--- Begin ---

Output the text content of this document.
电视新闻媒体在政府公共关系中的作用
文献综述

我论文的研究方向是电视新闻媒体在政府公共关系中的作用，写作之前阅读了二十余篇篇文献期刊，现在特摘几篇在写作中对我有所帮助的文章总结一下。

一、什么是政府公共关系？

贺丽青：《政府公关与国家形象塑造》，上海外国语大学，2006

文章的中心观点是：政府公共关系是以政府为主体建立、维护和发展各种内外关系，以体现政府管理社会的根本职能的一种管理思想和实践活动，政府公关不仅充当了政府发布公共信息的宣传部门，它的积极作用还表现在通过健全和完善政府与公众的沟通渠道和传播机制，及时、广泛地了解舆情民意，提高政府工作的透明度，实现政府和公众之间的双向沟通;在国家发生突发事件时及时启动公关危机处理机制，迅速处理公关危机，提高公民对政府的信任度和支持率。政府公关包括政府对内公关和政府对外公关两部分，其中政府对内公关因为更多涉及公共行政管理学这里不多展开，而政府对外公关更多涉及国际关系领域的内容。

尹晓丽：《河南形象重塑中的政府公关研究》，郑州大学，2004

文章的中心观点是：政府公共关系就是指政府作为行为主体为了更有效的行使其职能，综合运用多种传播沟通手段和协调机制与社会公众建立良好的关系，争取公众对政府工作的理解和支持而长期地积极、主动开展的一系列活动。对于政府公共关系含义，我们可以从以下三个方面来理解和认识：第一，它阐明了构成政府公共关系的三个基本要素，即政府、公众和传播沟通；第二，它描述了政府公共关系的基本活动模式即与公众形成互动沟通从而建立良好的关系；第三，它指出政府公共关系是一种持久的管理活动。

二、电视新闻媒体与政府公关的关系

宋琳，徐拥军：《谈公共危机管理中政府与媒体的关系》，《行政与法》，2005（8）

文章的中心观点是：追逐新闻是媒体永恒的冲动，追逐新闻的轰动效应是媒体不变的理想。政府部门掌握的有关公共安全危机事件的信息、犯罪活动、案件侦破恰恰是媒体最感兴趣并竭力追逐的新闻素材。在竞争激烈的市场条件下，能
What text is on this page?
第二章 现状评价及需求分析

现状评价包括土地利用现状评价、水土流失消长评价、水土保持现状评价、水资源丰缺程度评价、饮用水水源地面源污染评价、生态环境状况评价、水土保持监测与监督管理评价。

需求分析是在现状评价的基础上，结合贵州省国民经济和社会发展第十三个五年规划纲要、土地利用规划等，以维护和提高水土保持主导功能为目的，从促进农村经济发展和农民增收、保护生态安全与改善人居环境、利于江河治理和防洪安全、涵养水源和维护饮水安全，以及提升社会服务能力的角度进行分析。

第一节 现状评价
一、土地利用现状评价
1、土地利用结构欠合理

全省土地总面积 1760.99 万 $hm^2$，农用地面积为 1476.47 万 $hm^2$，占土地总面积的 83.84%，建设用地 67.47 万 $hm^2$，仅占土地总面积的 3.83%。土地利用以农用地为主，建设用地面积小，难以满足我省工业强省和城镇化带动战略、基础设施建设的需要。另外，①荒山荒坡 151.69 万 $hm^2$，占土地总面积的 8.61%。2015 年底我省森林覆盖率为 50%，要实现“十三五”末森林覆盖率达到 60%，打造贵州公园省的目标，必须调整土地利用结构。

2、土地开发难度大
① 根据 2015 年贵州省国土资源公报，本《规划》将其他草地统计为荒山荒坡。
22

--- End ---

From the material above, gather all lines that include the string "text" and copy them.

→ **Exercise response**
Output the text content of this document.
What text is on this page?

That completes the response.